(Dataset records)
►

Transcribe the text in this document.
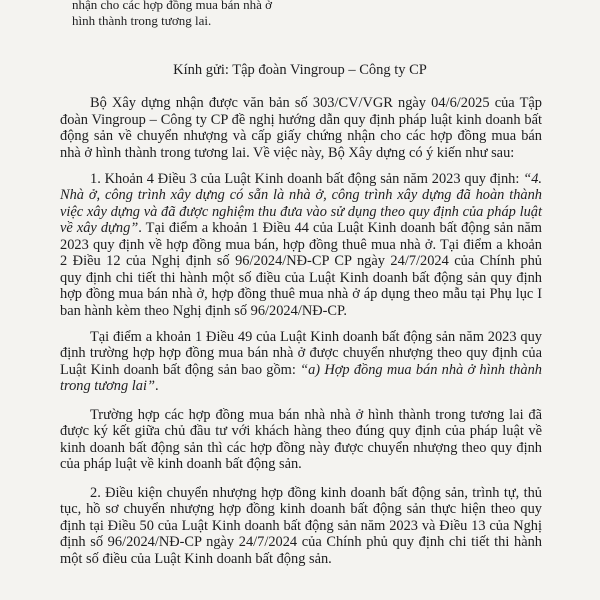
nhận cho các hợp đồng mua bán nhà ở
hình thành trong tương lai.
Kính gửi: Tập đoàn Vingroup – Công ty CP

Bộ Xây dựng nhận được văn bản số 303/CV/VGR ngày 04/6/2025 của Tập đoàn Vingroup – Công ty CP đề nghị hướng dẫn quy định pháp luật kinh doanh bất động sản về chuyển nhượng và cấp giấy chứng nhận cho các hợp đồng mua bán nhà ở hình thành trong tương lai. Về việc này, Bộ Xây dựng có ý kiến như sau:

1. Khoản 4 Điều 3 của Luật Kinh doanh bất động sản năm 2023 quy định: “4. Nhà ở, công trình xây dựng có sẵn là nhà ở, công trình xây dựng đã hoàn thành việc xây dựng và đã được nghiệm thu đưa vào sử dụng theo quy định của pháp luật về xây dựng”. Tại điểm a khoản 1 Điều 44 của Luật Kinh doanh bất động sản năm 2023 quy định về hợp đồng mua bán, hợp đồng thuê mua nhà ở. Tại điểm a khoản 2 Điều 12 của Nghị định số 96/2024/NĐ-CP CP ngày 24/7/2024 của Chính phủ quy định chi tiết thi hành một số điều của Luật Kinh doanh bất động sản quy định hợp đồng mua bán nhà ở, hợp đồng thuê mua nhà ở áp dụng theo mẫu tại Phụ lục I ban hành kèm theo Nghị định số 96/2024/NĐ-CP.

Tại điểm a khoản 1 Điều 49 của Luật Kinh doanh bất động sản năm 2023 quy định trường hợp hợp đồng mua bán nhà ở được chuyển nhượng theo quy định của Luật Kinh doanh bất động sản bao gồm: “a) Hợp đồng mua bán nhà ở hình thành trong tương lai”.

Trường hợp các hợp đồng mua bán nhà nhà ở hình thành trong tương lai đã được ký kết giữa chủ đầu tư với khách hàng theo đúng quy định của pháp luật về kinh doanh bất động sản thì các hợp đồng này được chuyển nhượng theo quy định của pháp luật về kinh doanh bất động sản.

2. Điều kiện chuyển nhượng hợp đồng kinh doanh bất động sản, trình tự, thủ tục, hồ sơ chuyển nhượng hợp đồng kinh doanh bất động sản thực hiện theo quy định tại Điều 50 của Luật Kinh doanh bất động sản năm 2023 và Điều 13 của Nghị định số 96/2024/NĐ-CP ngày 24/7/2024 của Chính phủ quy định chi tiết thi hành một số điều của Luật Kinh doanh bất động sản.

◄

Instructions for the task:
Pull every line containing the word "nhận" out of the entries above.

Solution to the problem:
nhận cho các hợp đồng mua bán nhà ở
Bộ Xây dựng nhận được văn bản số 303/CV/VGR ngày 04/6/2025 của Tập đoàn Vingroup – Công ty CP đề nghị hướng dẫn quy định pháp luật kinh doanh bất động sản về chuyển nhượng và cấp giấy chứng nhận cho các hợp đồng mua bán nhà ở hình thành trong tương lai. Về việc này, Bộ Xây dựng có ý kiến như sau:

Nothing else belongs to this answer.